Recorded data

╭──

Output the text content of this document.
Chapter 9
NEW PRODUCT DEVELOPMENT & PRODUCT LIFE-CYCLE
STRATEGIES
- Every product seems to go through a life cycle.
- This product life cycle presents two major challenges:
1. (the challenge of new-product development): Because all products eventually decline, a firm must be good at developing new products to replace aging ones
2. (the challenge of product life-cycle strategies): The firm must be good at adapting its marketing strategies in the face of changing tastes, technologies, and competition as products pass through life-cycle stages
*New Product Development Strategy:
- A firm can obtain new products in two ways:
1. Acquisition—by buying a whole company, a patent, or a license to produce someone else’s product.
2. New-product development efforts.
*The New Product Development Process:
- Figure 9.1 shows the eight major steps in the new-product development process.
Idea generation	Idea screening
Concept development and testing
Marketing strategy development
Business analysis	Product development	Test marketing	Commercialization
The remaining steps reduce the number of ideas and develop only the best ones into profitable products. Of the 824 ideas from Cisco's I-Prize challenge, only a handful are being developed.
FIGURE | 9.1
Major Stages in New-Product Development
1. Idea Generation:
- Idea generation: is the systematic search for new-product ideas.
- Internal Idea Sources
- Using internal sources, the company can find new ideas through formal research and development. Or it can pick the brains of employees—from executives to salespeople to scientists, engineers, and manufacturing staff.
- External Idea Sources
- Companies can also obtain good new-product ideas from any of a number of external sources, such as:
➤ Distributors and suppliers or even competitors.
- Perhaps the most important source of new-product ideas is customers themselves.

╰──

> Exercise directions: Each line of the material above needs to be quoted exactly, please.

> Expected answer:
Output the text content of this document.
Chapter 9
NEW PRODUCT DEVELOPMENT & PRODUCT LIFE-CYCLE
STRATEGIES
- Every product seems to go through a life cycle.
- This product life cycle presents two major challenges:
1. (the challenge of new-product development): Because all products eventually decline, a firm must be good at developing new products to replace aging ones
2. (the challenge of product life-cycle strategies): The firm must be good at adapting its marketing strategies in the face of changing tastes, technologies, and competition as products pass through life-cycle stages
*New Product Development Strategy:
- A firm can obtain new products in two ways:
1. Acquisition—by buying a whole company, a patent, or a license to produce someone else’s product.
2. New-product development efforts.
*The New Product Development Process:
- Figure 9.1 shows the eight major steps in the new-product development process.
Idea generation	Idea screening
Concept development and testing
Marketing strategy development
Business analysis	Product development	Test marketing	Commercialization
The remaining steps reduce the number of ideas and develop only the best ones into profitable products. Of the 824 ideas from Cisco's I-Prize challenge, only a handful are being developed.
FIGURE | 9.1
Major Stages in New-Product Development
1. Idea Generation:
- Idea generation: is the systematic search for new-product ideas.
- Internal Idea Sources
- Using internal sources, the company can find new ideas through formal research and development. Or it can pick the brains of employees—from executives to salespeople to scientists, engineers, and manufacturing staff.
- External Idea Sources
- Companies can also obtain good new-product ideas from any of a number of external sources, such as:
➤ Distributors and suppliers or even competitors.
- Perhaps the most important source of new-product ideas is customers themselves.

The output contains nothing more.